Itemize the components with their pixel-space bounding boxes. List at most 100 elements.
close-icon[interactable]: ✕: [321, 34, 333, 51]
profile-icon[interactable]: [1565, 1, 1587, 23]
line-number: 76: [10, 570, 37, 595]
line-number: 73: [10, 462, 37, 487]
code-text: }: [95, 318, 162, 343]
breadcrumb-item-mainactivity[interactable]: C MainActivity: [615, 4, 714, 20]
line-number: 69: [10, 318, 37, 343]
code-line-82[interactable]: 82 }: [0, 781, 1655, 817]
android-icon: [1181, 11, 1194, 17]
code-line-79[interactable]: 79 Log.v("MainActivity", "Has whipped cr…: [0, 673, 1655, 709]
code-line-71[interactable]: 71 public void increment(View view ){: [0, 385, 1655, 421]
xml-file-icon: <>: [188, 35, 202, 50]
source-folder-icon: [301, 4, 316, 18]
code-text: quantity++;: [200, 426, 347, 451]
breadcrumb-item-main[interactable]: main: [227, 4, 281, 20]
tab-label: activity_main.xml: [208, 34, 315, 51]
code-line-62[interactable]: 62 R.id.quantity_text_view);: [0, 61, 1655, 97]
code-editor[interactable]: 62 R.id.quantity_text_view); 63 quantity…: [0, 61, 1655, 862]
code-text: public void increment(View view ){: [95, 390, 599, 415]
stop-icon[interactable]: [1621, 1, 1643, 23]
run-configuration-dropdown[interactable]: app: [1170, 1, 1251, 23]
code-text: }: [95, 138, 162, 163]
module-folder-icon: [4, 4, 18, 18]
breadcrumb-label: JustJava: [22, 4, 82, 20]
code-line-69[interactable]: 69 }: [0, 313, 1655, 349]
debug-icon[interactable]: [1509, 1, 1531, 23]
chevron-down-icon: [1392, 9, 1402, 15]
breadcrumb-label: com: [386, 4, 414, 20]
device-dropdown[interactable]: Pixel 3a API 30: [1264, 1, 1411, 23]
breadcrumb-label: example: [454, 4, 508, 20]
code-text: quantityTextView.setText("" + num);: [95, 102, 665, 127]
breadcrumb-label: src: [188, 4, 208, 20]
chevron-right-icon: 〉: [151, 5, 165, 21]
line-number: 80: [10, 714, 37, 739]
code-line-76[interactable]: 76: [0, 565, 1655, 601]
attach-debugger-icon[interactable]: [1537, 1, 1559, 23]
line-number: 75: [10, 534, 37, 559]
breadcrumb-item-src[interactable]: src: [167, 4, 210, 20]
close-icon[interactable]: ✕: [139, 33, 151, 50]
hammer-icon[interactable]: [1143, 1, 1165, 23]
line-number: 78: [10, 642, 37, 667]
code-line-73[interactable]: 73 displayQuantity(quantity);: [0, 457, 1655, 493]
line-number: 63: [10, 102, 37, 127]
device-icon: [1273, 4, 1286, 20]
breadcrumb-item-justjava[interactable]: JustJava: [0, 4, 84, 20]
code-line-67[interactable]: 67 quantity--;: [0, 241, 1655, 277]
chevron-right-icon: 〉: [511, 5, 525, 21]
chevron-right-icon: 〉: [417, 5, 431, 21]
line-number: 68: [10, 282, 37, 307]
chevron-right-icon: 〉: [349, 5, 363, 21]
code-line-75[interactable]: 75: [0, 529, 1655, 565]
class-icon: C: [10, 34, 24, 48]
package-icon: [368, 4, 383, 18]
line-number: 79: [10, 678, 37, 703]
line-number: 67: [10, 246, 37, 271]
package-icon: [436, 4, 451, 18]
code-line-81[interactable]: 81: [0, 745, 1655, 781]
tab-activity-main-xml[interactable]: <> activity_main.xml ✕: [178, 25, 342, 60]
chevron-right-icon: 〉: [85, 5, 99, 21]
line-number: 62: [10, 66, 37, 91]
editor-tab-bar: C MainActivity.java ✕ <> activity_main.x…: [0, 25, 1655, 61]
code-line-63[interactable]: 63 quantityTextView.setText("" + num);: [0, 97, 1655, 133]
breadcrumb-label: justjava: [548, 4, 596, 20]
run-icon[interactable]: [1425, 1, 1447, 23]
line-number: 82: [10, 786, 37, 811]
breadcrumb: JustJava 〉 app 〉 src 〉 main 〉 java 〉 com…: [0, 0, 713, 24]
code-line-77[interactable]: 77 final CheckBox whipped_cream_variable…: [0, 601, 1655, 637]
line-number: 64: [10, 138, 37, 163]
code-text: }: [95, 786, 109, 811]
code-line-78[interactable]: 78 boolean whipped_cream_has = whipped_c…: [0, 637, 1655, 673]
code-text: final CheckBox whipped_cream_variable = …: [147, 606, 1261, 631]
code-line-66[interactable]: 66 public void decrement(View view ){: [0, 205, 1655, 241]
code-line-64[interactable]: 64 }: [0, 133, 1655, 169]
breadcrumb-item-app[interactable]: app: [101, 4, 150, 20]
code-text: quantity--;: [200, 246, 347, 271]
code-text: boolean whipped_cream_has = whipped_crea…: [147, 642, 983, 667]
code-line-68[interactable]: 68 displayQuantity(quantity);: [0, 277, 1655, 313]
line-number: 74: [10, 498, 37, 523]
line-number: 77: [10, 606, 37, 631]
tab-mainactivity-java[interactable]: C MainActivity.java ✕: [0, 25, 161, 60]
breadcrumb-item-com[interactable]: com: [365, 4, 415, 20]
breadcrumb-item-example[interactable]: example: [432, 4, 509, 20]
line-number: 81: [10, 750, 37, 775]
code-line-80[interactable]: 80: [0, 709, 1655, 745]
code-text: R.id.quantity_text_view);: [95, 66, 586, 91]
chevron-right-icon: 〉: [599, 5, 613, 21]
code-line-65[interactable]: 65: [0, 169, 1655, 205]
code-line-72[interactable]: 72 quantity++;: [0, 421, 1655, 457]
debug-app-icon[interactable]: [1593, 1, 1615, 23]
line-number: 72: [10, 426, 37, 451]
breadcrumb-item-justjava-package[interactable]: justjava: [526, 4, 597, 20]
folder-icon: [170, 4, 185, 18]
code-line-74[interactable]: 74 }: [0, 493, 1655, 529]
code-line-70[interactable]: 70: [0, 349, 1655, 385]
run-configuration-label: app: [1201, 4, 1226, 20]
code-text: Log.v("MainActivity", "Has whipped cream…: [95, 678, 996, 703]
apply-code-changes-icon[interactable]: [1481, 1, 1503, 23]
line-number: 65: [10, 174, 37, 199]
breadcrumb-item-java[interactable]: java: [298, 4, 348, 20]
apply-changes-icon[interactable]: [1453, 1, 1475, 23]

### Task brief
Reproduce the items verbatim, from the start of the items through the line containing "102, 665, 127]".

### Correct output
Itemize the components with their pixel-space bounding boxes. List at most 100 elements.
close-icon[interactable]: ✕: [321, 34, 333, 51]
profile-icon[interactable]: [1565, 1, 1587, 23]
line-number: 76: [10, 570, 37, 595]
line-number: 73: [10, 462, 37, 487]
code-text: }: [95, 318, 162, 343]
breadcrumb-item-mainactivity[interactable]: C MainActivity: [615, 4, 714, 20]
line-number: 69: [10, 318, 37, 343]
code-line-82[interactable]: 82 }: [0, 781, 1655, 817]
android-icon: [1181, 11, 1194, 17]
code-line-79[interactable]: 79 Log.v("MainActivity", "Has whipped cr…: [0, 673, 1655, 709]
code-line-71[interactable]: 71 public void increment(View view ){: [0, 385, 1655, 421]
xml-file-icon: <>: [188, 35, 202, 50]
source-folder-icon: [301, 4, 316, 18]
code-text: quantity++;: [200, 426, 347, 451]
breadcrumb-item-main[interactable]: main: [227, 4, 281, 20]
tab-label: activity_main.xml: [208, 34, 315, 51]
code-line-62[interactable]: 62 R.id.quantity_text_view);: [0, 61, 1655, 97]
code-editor[interactable]: 62 R.id.quantity_text_view); 63 quantity…: [0, 61, 1655, 862]
code-text: public void increment(View view ){: [95, 390, 599, 415]
stop-icon[interactable]: [1621, 1, 1643, 23]
run-configuration-dropdown[interactable]: app: [1170, 1, 1251, 23]
code-text: }: [95, 138, 162, 163]
module-folder-icon: [4, 4, 18, 18]
breadcrumb-label: JustJava: [22, 4, 82, 20]
code-line-69[interactable]: 69 }: [0, 313, 1655, 349]
debug-icon[interactable]: [1509, 1, 1531, 23]
chevron-down-icon: [1392, 9, 1402, 15]
breadcrumb-label: com: [386, 4, 414, 20]
device-dropdown[interactable]: Pixel 3a API 30: [1264, 1, 1411, 23]
breadcrumb-label: example: [454, 4, 508, 20]
code-text: quantityTextView.setText("" + num);: [95, 102, 665, 127]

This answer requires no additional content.